→ **WHAT IS REQUIRED**: Below are records; count the lines in them that hold "value" and give only the count.

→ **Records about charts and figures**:
----
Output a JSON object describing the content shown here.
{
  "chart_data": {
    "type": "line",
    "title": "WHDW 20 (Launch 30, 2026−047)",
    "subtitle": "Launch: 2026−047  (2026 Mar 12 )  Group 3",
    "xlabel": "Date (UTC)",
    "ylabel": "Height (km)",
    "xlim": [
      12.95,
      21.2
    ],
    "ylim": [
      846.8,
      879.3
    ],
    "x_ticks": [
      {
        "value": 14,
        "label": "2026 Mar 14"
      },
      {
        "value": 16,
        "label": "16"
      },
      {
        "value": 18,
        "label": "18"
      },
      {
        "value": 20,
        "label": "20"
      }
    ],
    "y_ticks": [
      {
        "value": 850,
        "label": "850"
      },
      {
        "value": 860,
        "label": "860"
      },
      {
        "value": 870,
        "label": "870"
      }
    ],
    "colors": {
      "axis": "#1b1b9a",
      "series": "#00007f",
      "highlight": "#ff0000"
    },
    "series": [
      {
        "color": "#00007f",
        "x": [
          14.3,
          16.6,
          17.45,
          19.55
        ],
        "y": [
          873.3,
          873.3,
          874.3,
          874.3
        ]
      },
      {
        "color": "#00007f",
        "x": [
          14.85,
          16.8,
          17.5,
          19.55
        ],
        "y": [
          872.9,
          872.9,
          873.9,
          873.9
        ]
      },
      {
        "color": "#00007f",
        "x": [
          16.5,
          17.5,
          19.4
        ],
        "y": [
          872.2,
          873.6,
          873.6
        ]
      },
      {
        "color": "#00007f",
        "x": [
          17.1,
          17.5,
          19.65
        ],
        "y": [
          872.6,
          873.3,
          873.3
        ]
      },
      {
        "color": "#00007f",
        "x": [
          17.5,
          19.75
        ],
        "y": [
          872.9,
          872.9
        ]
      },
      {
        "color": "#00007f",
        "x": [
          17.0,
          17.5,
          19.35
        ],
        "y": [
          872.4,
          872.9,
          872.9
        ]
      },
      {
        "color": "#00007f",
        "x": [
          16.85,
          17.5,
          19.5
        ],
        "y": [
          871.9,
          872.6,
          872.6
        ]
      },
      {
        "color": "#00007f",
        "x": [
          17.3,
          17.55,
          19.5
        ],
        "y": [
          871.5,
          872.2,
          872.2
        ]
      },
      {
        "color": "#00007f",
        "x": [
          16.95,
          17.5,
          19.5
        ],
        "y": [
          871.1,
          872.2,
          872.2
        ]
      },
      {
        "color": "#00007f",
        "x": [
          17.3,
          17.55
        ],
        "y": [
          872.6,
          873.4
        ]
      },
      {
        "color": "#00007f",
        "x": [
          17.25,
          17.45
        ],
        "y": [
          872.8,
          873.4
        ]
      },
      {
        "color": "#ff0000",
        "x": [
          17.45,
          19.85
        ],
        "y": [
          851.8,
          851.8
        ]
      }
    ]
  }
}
----
→ **EXERCISE ANSWER**: 7